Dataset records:
────

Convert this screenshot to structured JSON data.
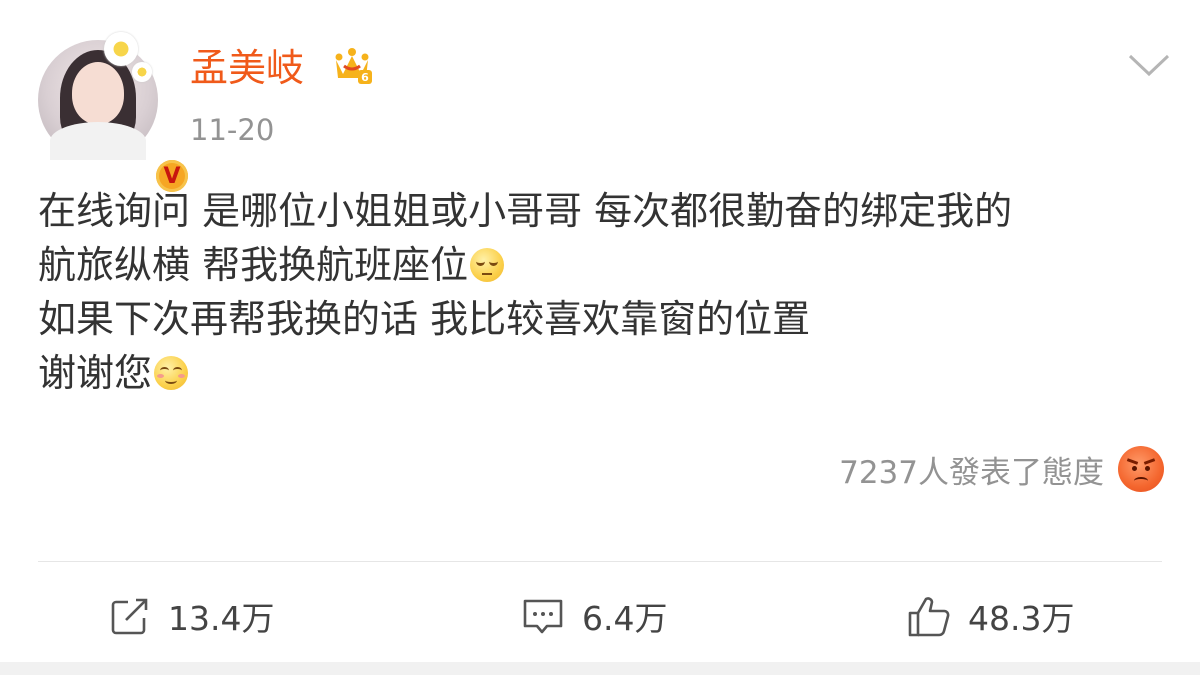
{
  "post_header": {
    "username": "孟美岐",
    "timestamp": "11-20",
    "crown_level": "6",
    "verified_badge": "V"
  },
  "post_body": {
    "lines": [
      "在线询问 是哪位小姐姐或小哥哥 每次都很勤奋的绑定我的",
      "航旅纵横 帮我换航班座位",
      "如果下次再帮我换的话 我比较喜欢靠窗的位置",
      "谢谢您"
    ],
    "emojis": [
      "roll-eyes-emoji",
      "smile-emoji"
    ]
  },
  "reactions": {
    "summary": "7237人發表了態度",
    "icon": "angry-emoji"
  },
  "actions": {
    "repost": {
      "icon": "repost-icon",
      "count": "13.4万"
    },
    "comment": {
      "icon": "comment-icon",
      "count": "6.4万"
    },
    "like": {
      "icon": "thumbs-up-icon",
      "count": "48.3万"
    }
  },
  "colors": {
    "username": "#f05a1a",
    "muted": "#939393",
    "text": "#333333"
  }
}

────

- _Exercise goal_
From the records above, copy every line that holds the word "icon".

- _Answer for the task_
    "icon": "angry-emoji"
      "icon": "repost-icon",
      "icon": "comment-icon",
      "icon": "thumbs-up-icon",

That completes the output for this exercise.